### What is asked
Copy out the data below verbatim.

+++ Dataset records

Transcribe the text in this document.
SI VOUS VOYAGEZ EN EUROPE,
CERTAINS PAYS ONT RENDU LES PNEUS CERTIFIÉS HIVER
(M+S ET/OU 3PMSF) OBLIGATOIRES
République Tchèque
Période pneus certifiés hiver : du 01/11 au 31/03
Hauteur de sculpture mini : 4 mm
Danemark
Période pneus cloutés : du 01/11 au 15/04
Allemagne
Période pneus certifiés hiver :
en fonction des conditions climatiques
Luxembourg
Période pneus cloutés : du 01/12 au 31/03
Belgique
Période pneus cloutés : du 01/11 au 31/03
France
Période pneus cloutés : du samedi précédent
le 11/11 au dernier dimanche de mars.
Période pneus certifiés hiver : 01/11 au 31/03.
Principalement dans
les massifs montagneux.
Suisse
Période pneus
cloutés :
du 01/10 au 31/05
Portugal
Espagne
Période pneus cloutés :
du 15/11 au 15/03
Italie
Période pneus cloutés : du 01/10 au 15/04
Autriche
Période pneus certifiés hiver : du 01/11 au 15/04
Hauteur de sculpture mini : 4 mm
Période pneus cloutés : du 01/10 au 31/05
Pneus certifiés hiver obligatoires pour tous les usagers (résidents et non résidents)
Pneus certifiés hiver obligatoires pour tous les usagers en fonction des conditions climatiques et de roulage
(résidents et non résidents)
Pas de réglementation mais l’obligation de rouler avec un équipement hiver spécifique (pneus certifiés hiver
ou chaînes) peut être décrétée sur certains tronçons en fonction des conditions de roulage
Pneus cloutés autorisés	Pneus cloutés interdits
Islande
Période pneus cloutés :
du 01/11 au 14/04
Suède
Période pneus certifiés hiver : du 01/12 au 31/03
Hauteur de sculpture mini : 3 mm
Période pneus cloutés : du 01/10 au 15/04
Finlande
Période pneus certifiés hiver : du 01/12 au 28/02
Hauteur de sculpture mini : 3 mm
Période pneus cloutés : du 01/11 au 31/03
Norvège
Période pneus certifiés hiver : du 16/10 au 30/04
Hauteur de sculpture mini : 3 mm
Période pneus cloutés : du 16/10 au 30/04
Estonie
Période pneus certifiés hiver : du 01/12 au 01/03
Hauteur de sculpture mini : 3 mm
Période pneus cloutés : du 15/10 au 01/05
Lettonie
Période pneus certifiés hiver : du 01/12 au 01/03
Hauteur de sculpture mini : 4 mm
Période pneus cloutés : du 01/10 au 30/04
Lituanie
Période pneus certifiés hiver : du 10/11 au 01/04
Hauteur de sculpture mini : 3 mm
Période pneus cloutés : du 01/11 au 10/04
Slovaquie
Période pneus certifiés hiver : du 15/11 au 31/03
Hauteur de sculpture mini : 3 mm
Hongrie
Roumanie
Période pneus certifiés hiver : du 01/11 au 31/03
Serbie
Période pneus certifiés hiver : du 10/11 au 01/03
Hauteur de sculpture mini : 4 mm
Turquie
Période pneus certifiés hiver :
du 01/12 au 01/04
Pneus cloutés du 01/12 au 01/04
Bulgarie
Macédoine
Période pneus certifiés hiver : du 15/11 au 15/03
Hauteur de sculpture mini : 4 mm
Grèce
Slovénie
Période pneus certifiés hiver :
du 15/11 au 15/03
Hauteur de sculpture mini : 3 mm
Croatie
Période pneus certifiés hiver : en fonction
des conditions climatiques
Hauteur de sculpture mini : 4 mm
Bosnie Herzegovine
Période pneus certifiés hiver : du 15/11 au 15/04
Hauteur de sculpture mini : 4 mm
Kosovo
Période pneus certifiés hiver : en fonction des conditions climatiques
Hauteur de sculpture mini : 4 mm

++++++

### Full output
Transcribe the text in this document.
SI VOUS VOYAGEZ EN EUROPE,
CERTAINS PAYS ONT RENDU LES PNEUS CERTIFIÉS HIVER
(M+S ET/OU 3PMSF) OBLIGATOIRES
République Tchèque
Période pneus certifiés hiver : du 01/11 au 31/03
Hauteur de sculpture mini : 4 mm
Danemark
Période pneus cloutés : du 01/11 au 15/04
Allemagne
Période pneus certifiés hiver :
en fonction des conditions climatiques
Luxembourg
Période pneus cloutés : du 01/12 au 31/03
Belgique
Période pneus cloutés : du 01/11 au 31/03
France
Période pneus cloutés : du samedi précédent
le 11/11 au dernier dimanche de mars.
Période pneus certifiés hiver : 01/11 au 31/03.
Principalement dans
les massifs montagneux.
Suisse
Période pneus
cloutés :
du 01/10 au 31/05
Portugal
Espagne
Période pneus cloutés :
du 15/11 au 15/03
Italie
Période pneus cloutés : du 01/10 au 15/04
Autriche
Période pneus certifiés hiver : du 01/11 au 15/04
Hauteur de sculpture mini : 4 mm
Période pneus cloutés : du 01/10 au 31/05
Pneus certifiés hiver obligatoires pour tous les usagers (résidents et non résidents)
Pneus certifiés hiver obligatoires pour tous les usagers en fonction des conditions climatiques et de roulage
(résidents et non résidents)
Pas de réglementation mais l’obligation de rouler avec un équipement hiver spécifique (pneus certifiés hiver
ou chaînes) peut être décrétée sur certains tronçons en fonction des conditions de roulage
Pneus cloutés autorisés	Pneus cloutés interdits
Islande
Période pneus cloutés :
du 01/11 au 14/04
Suède
Période pneus certifiés hiver : du 01/12 au 31/03
Hauteur de sculpture mini : 3 mm
Période pneus cloutés : du 01/10 au 15/04
Finlande
Période pneus certifiés hiver : du 01/12 au 28/02
Hauteur de sculpture mini : 3 mm
Période pneus cloutés : du 01/11 au 31/03
Norvège
Période pneus certifiés hiver : du 16/10 au 30/04
Hauteur de sculpture mini : 3 mm
Période pneus cloutés : du 16/10 au 30/04
Estonie
Période pneus certifiés hiver : du 01/12 au 01/03
Hauteur de sculpture mini : 3 mm
Période pneus cloutés : du 15/10 au 01/05
Lettonie
Période pneus certifiés hiver : du 01/12 au 01/03
Hauteur de sculpture mini : 4 mm
Période pneus cloutés : du 01/10 au 30/04
Lituanie
Période pneus certifiés hiver : du 10/11 au 01/04
Hauteur de sculpture mini : 3 mm
Période pneus cloutés : du 01/11 au 10/04
Slovaquie
Période pneus certifiés hiver : du 15/11 au 31/03
Hauteur de sculpture mini : 3 mm
Hongrie
Roumanie
Période pneus certifiés hiver : du 01/11 au 31/03
Serbie
Période pneus certifiés hiver : du 10/11 au 01/03
Hauteur de sculpture mini : 4 mm
Turquie
Période pneus certifiés hiver :
du 01/12 au 01/04
Pneus cloutés du 01/12 au 01/04
Bulgarie
Macédoine
Période pneus certifiés hiver : du 15/11 au 15/03
Hauteur de sculpture mini : 4 mm
Grèce
Slovénie
Période pneus certifiés hiver :
du 15/11 au 15/03
Hauteur de sculpture mini : 3 mm
Croatie
Période pneus certifiés hiver : en fonction
des conditions climatiques
Hauteur de sculpture mini : 4 mm
Bosnie Herzegovine
Période pneus certifiés hiver : du 15/11 au 15/04
Hauteur de sculpture mini : 4 mm
Kosovo
Période pneus certifiés hiver : en fonction des conditions climatiques
Hauteur de sculpture mini : 4 mm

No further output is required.